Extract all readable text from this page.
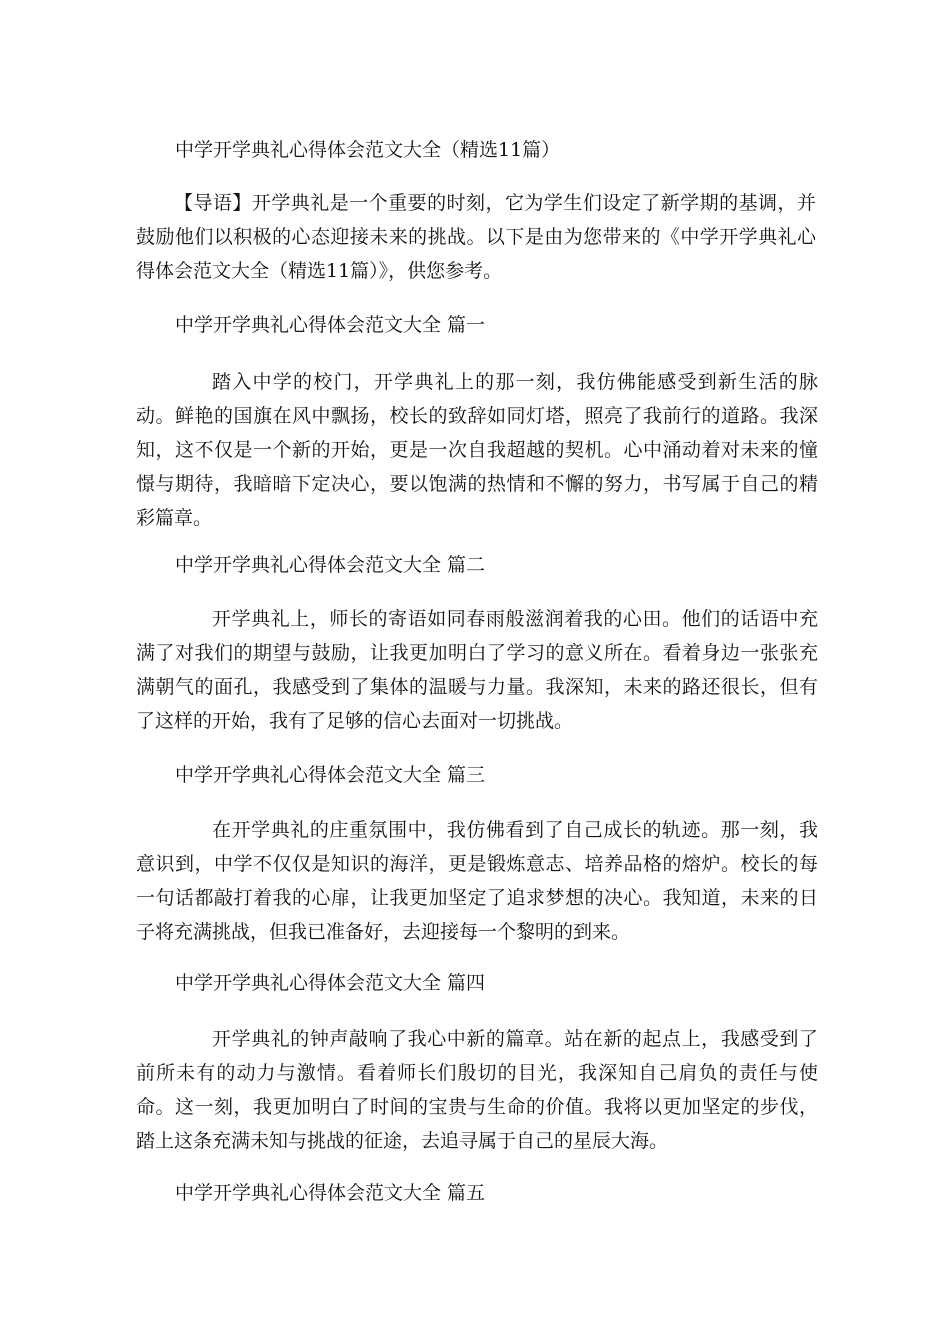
中学开学典礼心得体会范文大全（精选11篇）
【导语】开学典礼是一个重要的时刻，它为学生们设定了新学期的基调，并鼓励他们以积极的心态迎接未来的挑战。以下是由为您带来的《中学开学典礼心得体会范文大全（精选11篇）》，供您参考。
中学开学典礼心得体会范文大全 篇一
踏入中学的校门，开学典礼上的那一刻，我仿佛能感受到新生活的脉动。鲜艳的国旗在风中飘扬，校长的致辞如同灯塔，照亮了我前行的道路。我深知，这不仅是一个新的开始，更是一次自我超越的契机。心中涌动着对未来的憧憬与期待，我暗暗下定决心，要以饱满的热情和不懈的努力，书写属于自己的精彩篇章。
中学开学典礼心得体会范文大全 篇二
开学典礼上，师长的寄语如同春雨般滋润着我的心田。他们的话语中充满了对我们的期望与鼓励，让我更加明白了学习的意义所在。看着身边一张张充满朝气的面孔，我感受到了集体的温暖与力量。我深知，未来的路还很长，但有了这样的开始，我有了足够的信心去面对一切挑战。
中学开学典礼心得体会范文大全 篇三
在开学典礼的庄重氛围中，我仿佛看到了自己成长的轨迹。那一刻，我意识到，中学不仅仅是知识的海洋，更是锻炼意志、培养品格的熔炉。校长的每一句话都敲打着我的心扉，让我更加坚定了追求梦想的决心。我知道，未来的日子将充满挑战，但我已准备好，去迎接每一个黎明的到来。
中学开学典礼心得体会范文大全 篇四
开学典礼的钟声敲响了我心中新的篇章。站在新的起点上，我感受到了前所未有的动力与激情。看着师长们殷切的目光，我深知自己肩负的责任与使命。这一刻，我更加明白了时间的宝贵与生命的价值。我将以更加坚定的步伐，踏上这条充满未知与挑战的征途，去追寻属于自己的星辰大海。
中学开学典礼心得体会范文大全 篇五
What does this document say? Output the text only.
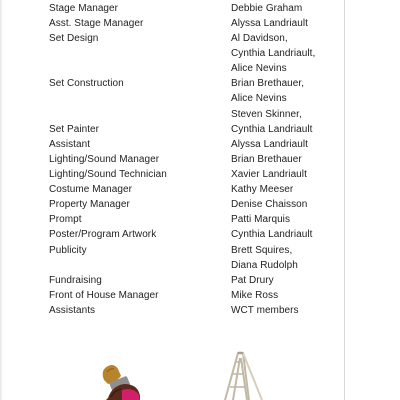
Stage Manager
Asst. Stage Manager
Set Design
Set Construction
Set Painter
Assistant
Lighting/Sound Manager
Lighting/Sound Technician
Costume Manager
Property Manager
Prompt
Poster/Program Artwork
Publicity
Fundraising
Front of House Manager
Assistants
Debbie Graham
Alyssa Landriault
Al Davidson,
Cynthia Landriault,
Alice Nevins
Brian Brethauer,
Alice Nevins
Steven Skinner,
Cynthia Landriault
Alyssa Landriault
Brian Brethauer
Xavier Landriault
Kathy Meeser
Denise Chaisson
Patti Marquis
Cynthia Landriault
Brett Squires,
Diana Rudolph
Pat Drury
Mike Ross
WCT members
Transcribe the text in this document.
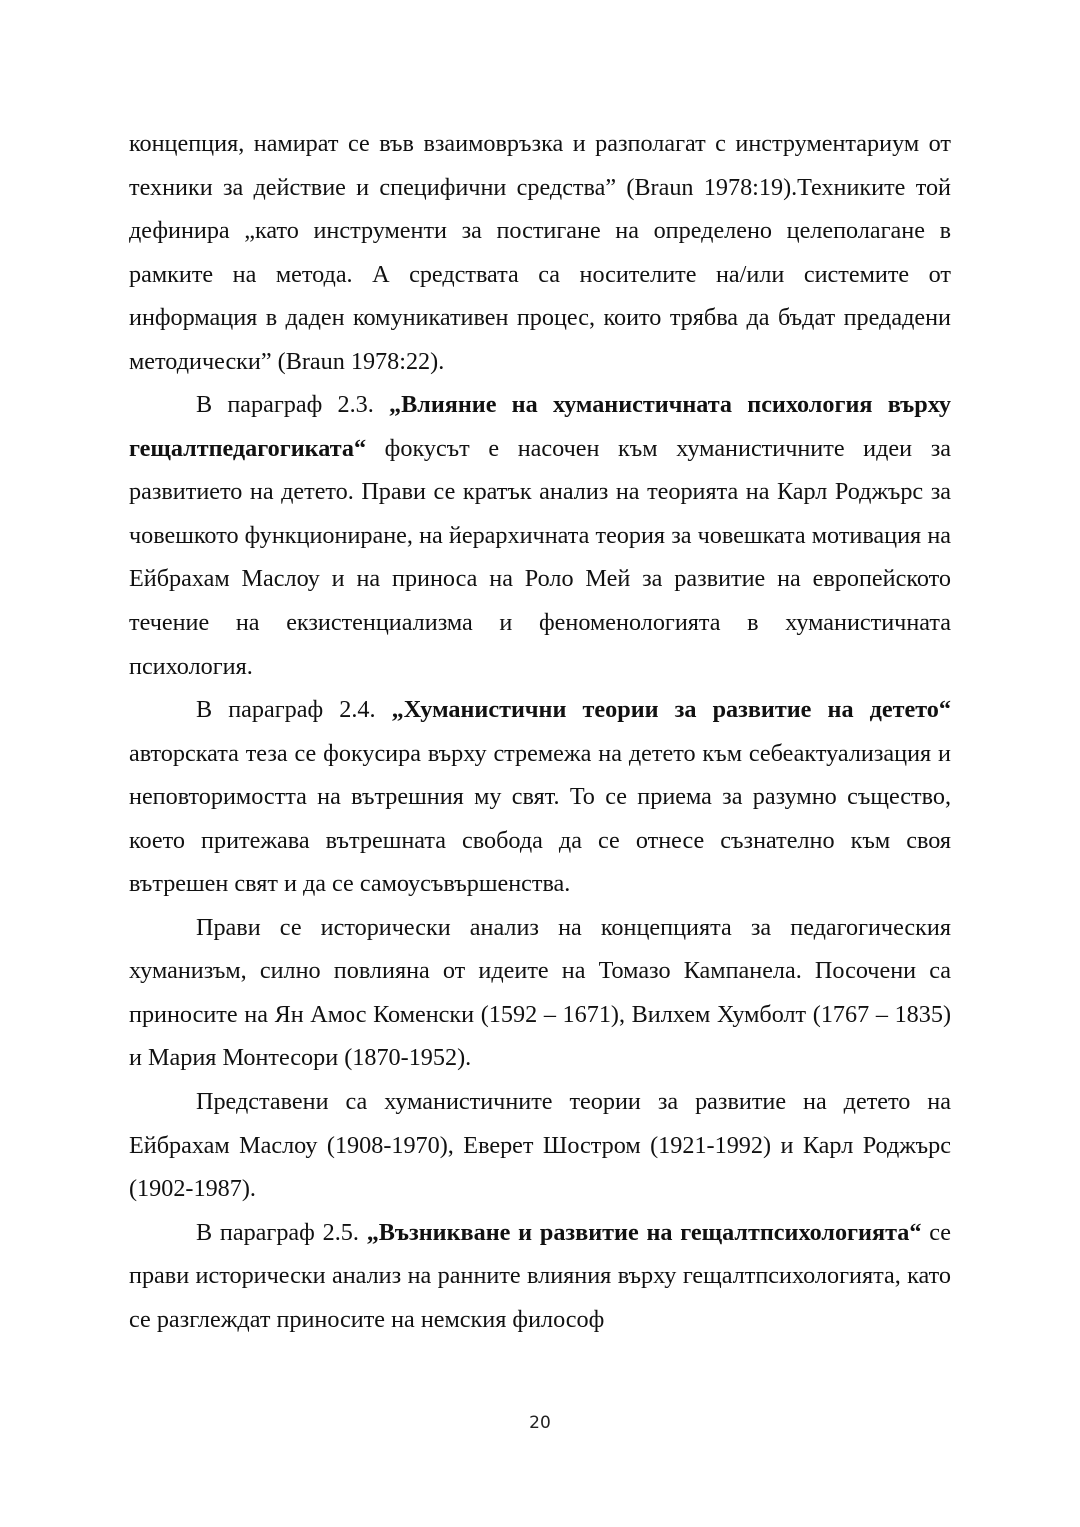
концепция, намират се във взаимовръзка и разполагат с инструментариум от техники за действие и специфични средства” (Braun 1978:19).Техниките той дефинира „като инструменти за постигане на определено целеполагане в рамките на метода. А средствата са носителите на/или системите от информация в даден комуникативен процес, които трябва да бъдат предадени методически” (Braun 1978:22).

В параграф 2.3. „Влияние на хуманистичната психология върху гещалтпедагогиката“ фокусът е насочен към хуманистичните идеи за развитието на детето. Прави се кратък анализ на теорията на Карл Роджърс за човешкото функциониране, на йерархичната теория за човешката мотивация на Ейбрахам Маслоу и на приноса на Роло Мей за развитие на европейското течение на екзистенциализма и феноменологията в хуманистичната психология.

В параграф 2.4. „Хуманистични теории за развитие на детето“ авторската теза се фокусира върху стремежа на детето към себеактуализация и неповторимостта на вътрешния му свят. То се приема за разумно същество, което притежава вътрешната свобода да се отнесе съзнателно към своя вътрешен свят и да се самоусъвършенства.

Прави се исторически анализ на концепцията за педагогическия хуманизъм, силно повлияна от идеите на Томазо Кампанела. Посочени са приносите на Ян Амос Коменски (1592 – 1671), Вилхем Хумболт (1767 – 1835) и Мария Монтесори (1870-1952).

Представени са хуманистичните теории за развитие на детето на Ейбрахам Маслоу (1908-1970), Еверет Шостром (1921-1992) и Карл Роджърс (1902-1987).

В параграф 2.5. „Възникване и развитие на гещалтпсихологията“ се прави исторически анализ на ранните влияния върху гещалтпсихологията, като се разглеждат приносите на немския философ

20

* _THE REQUEST_:
Restate each entry word for word, please, but drop any images it holds.

* _TASK OUTPUT_:
Extract all readable text from this page.
中学开学典礼心得体会范文大全（精选11篇）
【导语】开学典礼是一个重要的时刻，它为学生们设定了新学期的基调，并鼓励他们以积极的心态迎接未来的挑战。以下是由为您带来的《中学开学典礼心得体会范文大全（精选11篇）》，供您参考。
中学开学典礼心得体会范文大全 篇一
踏入中学的校门，开学典礼上的那一刻，我仿佛能感受到新生活的脉动。鲜艳的国旗在风中飘扬，校长的致辞如同灯塔，照亮了我前行的道路。我深知，这不仅是一个新的开始，更是一次自我超越的契机。心中涌动着对未来的憧憬与期待，我暗暗下定决心，要以饱满的热情和不懈的努力，书写属于自己的精彩篇章。
中学开学典礼心得体会范文大全 篇二
开学典礼上，师长的寄语如同春雨般滋润着我的心田。他们的话语中充满了对我们的期望与鼓励，让我更加明白了学习的意义所在。看着身边一张张充满朝气的面孔，我感受到了集体的温暖与力量。我深知，未来的路还很长，但有了这样的开始，我有了足够的信心去面对一切挑战。
中学开学典礼心得体会范文大全 篇三
在开学典礼的庄重氛围中，我仿佛看到了自己成长的轨迹。那一刻，我意识到，中学不仅仅是知识的海洋，更是锻炼意志、培养品格的熔炉。校长的每一句话都敲打着我的心扉，让我更加坚定了追求梦想的决心。我知道，未来的日子将充满挑战，但我已准备好，去迎接每一个黎明的到来。
中学开学典礼心得体会范文大全 篇四
开学典礼的钟声敲响了我心中新的篇章。站在新的起点上，我感受到了前所未有的动力与激情。看着师长们殷切的目光，我深知自己肩负的责任与使命。这一刻，我更加明白了时间的宝贵与生命的价值。我将以更加坚定的步伐，踏上这条充满未知与挑战的征途，去追寻属于自己的星辰大海。
中学开学典礼心得体会范文大全 篇五
What does this document say? Output the text only.
Stage Manager
Asst. Stage Manager
Set Design
Set Construction
Set Painter
Assistant
Lighting/Sound Manager
Lighting/Sound Technician
Costume Manager
Property Manager
Prompt
Poster/Program Artwork
Publicity
Fundraising
Front of House Manager
Assistants
Debbie Graham
Alyssa Landriault
Al Davidson,
Cynthia Landriault,
Alice Nevins
Brian Brethauer,
Alice Nevins
Steven Skinner,
Cynthia Landriault
Alyssa Landriault
Brian Brethauer
Xavier Landriault
Kathy Meeser
Denise Chaisson
Patti Marquis
Cynthia Landriault
Brett Squires,
Diana Rudolph
Pat Drury
Mike Ross
WCT members
Transcribe the text in this document.
концепция, намират се във взаимовръзка и разполагат с инструментариум от техники за действие и специфични средства” (Braun 1978:19).Техниките той дефинира „като инструменти за постигане на определено целеполагане в рамките на метода. А средствата са носителите на/или системите от информация в даден комуникативен процес, които трябва да бъдат предадени методически” (Braun 1978:22).

В параграф 2.3. „Влияние на хуманистичната психология върху гещалтпедагогиката“ фокусът е насочен към хуманистичните идеи за развитието на детето. Прави се кратък анализ на теорията на Карл Роджърс за човешкото функциониране, на йерархичната теория за човешката мотивация на Ейбрахам Маслоу и на приноса на Роло Мей за развитие на европейското течение на екзистенциализма и феноменологията в хуманистичната психология.

В параграф 2.4. „Хуманистични теории за развитие на детето“ авторската теза се фокусира върху стремежа на детето към себеактуализация и неповторимостта на вътрешния му свят. То се приема за разумно същество, което притежава вътрешната свобода да се отнесе съзнателно към своя вътрешен свят и да се самоусъвършенства.

Прави се исторически анализ на концепцията за педагогическия хуманизъм, силно повлияна от идеите на Томазо Кампанела. Посочени са приносите на Ян Амос Коменски (1592 – 1671), Вилхем Хумболт (1767 – 1835) и Мария Монтесори (1870-1952).

Представени са хуманистичните теории за развитие на детето на Ейбрахам Маслоу (1908-1970), Еверет Шостром (1921-1992) и Карл Роджърс (1902-1987).

В параграф 2.5. „Възникване и развитие на гещалтпсихологията“ се прави исторически анализ на ранните влияния върху гещалтпсихологията, като се разглеждат приносите на немския философ

20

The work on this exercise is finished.